-- START DATA RECORDS --

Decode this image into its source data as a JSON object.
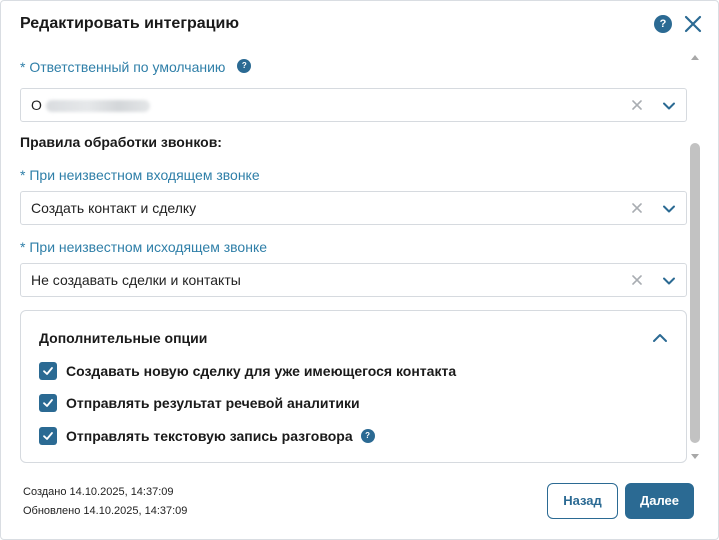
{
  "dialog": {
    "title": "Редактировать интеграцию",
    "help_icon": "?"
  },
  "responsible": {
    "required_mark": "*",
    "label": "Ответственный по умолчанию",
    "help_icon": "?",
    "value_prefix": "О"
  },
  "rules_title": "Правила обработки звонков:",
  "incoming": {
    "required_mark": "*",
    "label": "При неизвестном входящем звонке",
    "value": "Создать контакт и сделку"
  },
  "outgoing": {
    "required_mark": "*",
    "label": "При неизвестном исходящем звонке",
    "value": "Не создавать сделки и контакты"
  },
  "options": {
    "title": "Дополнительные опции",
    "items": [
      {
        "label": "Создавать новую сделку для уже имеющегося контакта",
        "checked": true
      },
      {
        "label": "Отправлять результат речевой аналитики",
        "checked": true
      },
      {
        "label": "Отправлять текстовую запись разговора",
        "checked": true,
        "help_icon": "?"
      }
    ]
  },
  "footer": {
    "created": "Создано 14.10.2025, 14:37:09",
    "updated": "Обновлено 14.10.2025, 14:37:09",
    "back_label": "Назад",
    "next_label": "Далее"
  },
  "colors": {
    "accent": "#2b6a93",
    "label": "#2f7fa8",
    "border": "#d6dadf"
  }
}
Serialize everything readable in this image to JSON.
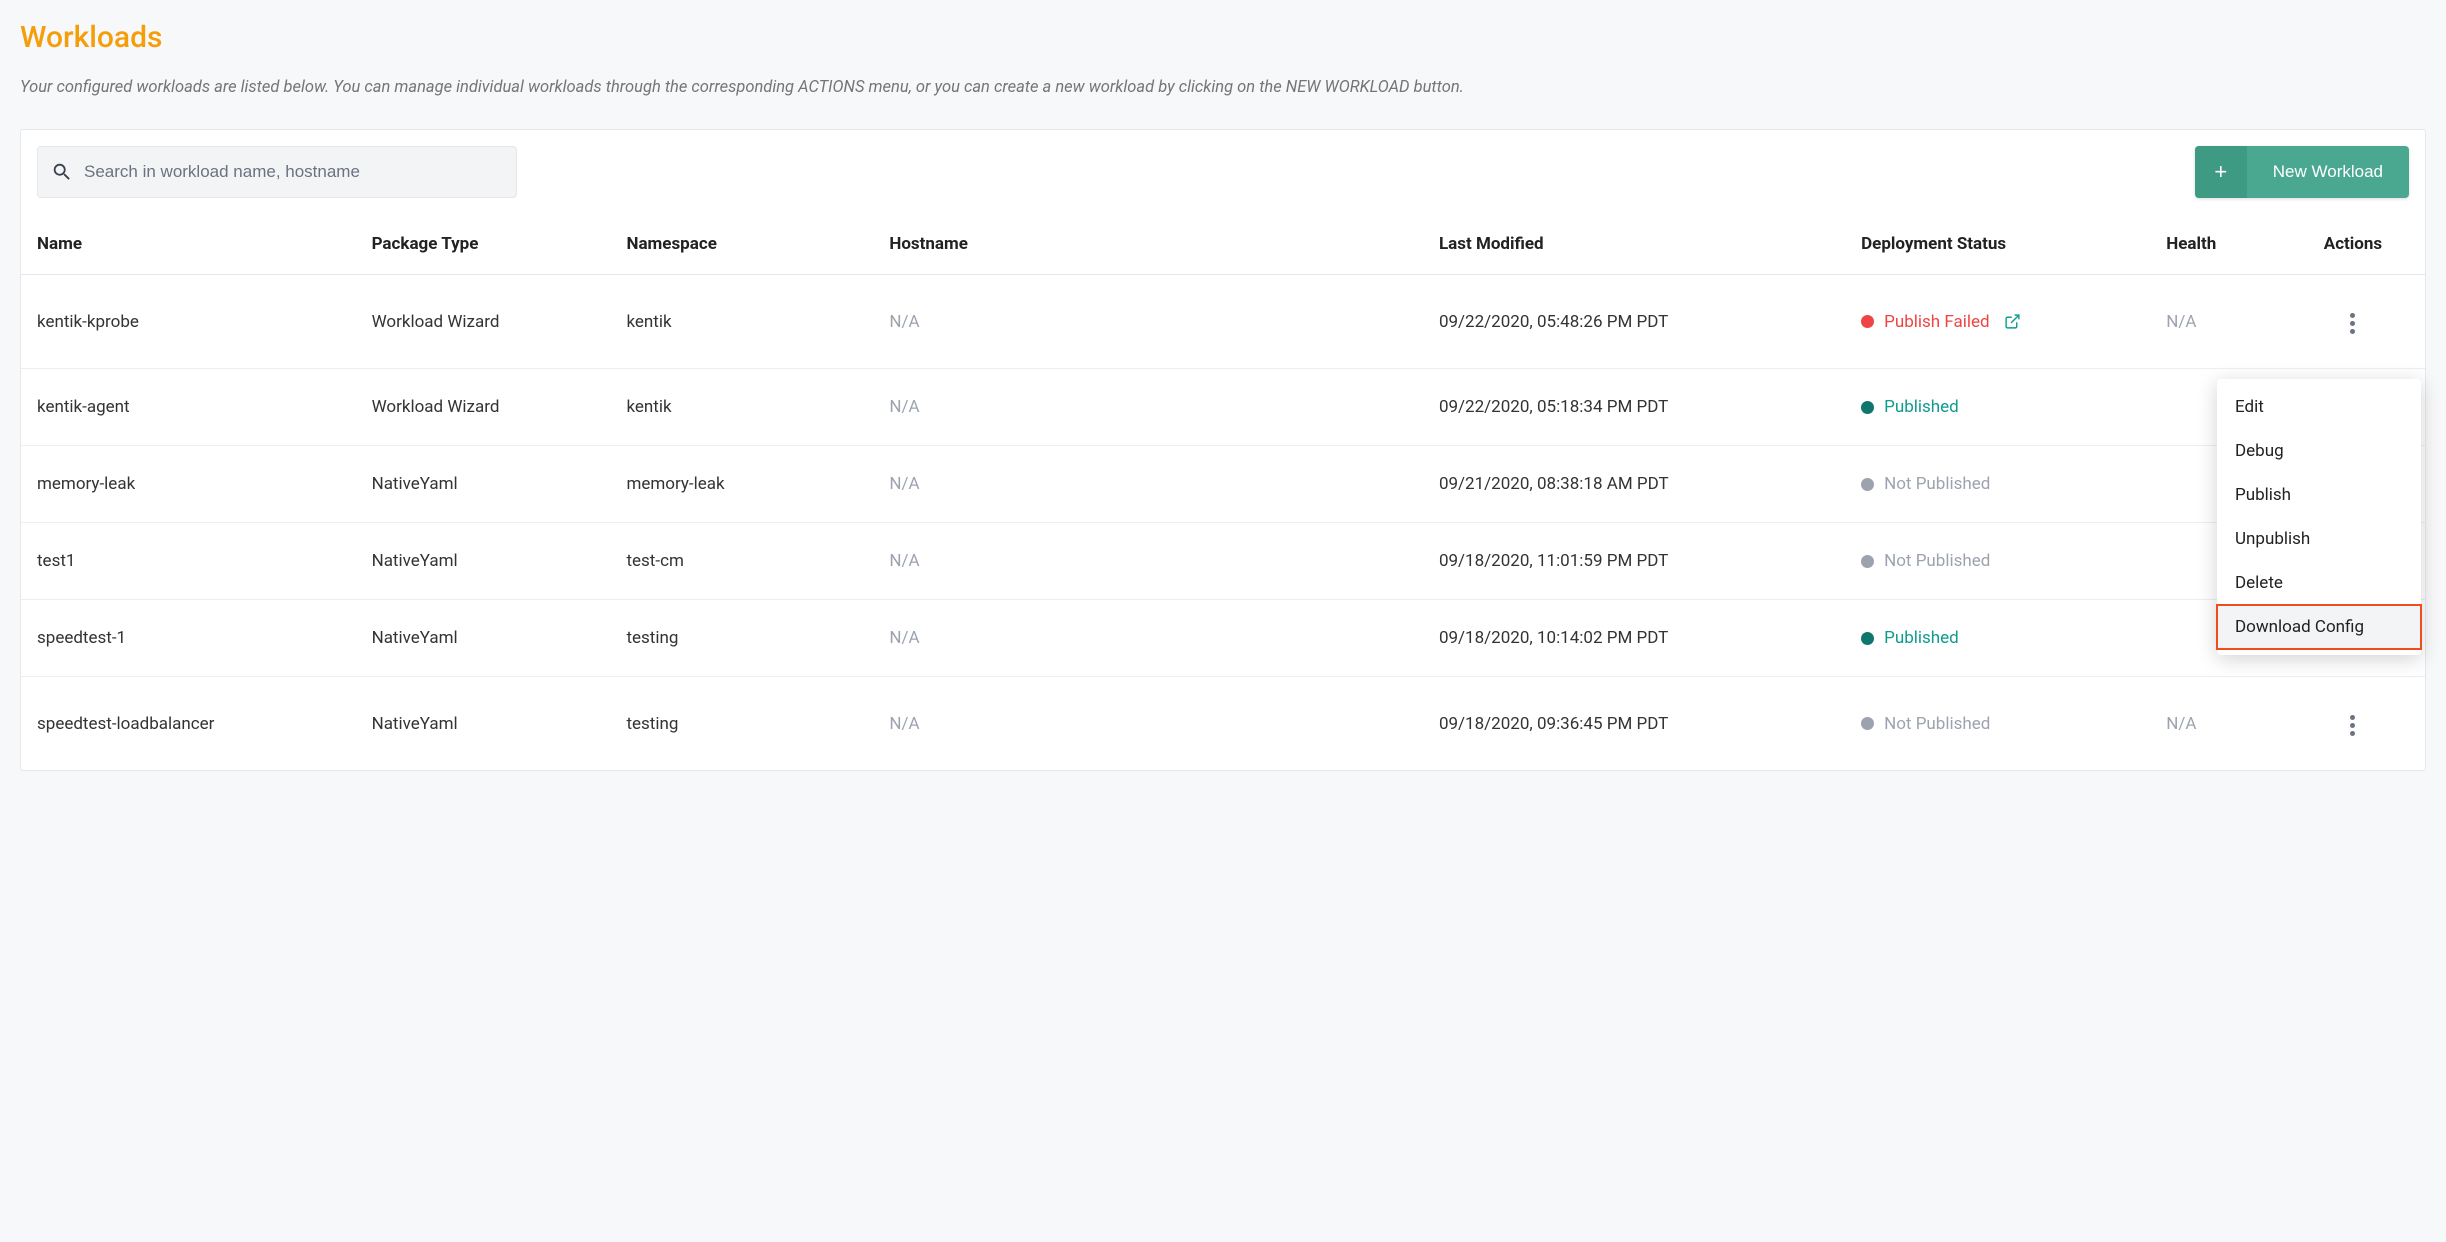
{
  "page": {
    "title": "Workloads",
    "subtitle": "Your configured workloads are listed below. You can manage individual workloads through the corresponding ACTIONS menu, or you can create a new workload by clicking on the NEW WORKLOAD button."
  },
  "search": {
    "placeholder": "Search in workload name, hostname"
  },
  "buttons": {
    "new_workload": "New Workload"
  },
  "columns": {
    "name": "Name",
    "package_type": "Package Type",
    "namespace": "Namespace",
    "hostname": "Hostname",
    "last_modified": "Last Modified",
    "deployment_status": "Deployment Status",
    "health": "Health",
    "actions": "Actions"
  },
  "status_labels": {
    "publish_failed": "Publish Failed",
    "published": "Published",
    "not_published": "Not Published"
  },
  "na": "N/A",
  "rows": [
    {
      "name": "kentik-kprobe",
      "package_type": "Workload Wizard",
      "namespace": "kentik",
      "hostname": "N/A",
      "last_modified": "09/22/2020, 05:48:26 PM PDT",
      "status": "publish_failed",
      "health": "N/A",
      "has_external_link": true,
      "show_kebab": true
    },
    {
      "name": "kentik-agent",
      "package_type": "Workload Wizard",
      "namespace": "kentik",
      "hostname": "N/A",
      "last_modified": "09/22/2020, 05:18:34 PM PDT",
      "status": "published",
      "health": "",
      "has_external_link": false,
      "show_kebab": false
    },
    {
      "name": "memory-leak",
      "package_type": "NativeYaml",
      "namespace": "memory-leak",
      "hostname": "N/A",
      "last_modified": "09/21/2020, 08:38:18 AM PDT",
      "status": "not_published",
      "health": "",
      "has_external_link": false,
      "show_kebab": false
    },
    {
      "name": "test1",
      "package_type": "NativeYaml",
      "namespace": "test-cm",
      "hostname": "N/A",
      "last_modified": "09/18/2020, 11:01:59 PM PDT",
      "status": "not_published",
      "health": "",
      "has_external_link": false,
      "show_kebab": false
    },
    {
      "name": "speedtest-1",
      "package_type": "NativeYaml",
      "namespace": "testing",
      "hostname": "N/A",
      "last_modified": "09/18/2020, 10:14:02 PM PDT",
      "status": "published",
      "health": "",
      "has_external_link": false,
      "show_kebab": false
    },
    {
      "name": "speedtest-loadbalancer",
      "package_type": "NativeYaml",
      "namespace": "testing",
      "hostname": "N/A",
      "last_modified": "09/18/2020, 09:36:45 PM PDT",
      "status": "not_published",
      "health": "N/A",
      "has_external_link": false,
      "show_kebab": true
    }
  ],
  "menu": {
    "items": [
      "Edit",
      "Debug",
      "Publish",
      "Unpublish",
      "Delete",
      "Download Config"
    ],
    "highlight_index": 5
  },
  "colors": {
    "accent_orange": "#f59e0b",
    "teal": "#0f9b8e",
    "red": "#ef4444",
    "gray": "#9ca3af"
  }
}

-- END DATA RECORDS --
-- START DATA RECORDS --

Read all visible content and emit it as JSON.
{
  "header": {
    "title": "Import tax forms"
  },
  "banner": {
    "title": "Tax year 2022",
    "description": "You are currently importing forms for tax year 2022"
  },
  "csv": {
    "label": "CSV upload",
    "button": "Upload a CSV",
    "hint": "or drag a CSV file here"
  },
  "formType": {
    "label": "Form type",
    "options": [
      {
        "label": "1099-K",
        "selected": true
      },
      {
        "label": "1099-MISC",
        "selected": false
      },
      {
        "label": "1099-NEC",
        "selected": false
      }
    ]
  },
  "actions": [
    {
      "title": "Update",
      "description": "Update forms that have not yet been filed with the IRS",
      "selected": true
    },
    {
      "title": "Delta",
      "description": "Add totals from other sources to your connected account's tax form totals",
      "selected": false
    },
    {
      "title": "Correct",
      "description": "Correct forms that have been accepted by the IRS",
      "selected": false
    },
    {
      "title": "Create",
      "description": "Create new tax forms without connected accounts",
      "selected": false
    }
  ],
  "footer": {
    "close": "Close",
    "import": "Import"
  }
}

-- END DATA RECORDS --
-- START DATA RECORDS --

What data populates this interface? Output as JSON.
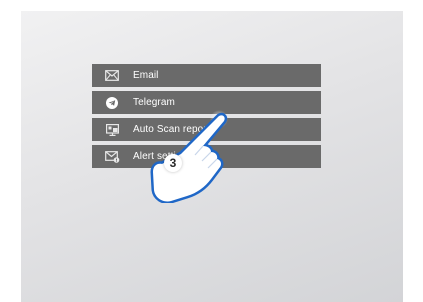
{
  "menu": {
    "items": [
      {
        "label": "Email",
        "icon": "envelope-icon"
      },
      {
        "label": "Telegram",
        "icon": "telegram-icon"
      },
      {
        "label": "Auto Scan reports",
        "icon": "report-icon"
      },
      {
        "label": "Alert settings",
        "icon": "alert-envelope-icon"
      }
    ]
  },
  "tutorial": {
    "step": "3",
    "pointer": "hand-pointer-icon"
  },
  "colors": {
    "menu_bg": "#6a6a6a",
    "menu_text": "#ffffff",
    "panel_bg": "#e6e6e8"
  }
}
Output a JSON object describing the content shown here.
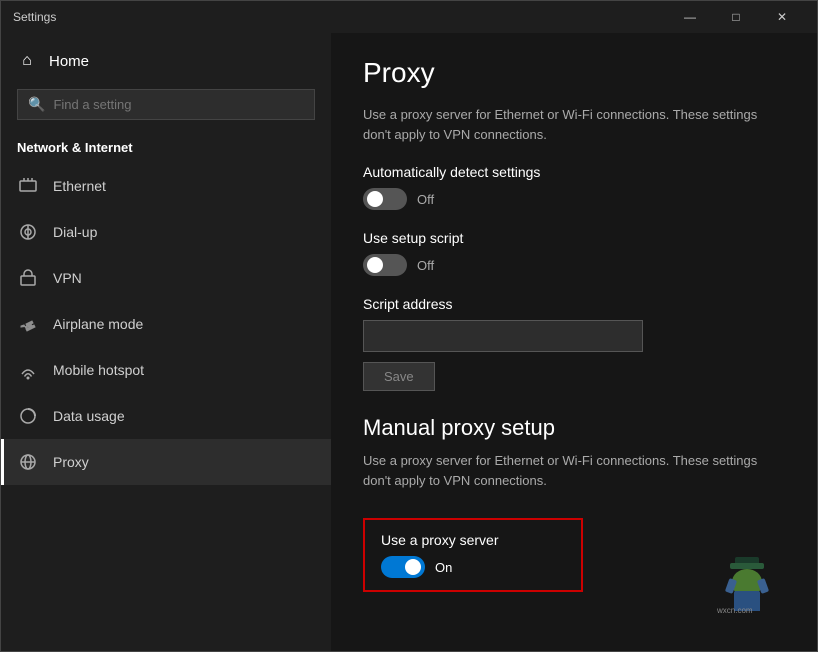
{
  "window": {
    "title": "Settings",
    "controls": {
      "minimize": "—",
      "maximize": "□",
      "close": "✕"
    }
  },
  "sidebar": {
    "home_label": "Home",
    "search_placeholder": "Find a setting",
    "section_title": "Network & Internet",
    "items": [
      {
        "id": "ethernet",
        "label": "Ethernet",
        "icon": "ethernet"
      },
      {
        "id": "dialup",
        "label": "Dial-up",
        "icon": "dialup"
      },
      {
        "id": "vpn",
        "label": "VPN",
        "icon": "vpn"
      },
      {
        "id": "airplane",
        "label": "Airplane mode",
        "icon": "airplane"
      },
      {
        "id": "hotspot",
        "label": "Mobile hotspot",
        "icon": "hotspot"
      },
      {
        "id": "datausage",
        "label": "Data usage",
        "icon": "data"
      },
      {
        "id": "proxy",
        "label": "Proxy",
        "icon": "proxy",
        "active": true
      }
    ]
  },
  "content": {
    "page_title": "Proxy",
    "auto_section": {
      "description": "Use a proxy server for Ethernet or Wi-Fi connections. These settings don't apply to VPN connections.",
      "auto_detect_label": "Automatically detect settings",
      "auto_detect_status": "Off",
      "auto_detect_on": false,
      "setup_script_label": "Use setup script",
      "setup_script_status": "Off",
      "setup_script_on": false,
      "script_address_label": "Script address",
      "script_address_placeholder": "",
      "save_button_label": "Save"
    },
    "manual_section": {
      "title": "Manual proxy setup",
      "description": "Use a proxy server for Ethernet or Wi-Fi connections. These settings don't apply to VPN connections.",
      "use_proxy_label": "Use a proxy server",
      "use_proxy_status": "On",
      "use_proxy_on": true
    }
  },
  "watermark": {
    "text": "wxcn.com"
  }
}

-- END DATA RECORDS --

» **WRITTEN INSTRUCTION**: Which lines above hold the word "year"? Copy each of them.

» **RESPONSE TO THE TASK**:
    "title": "Tax year 2022",
    "description": "You are currently importing forms for tax year 2022"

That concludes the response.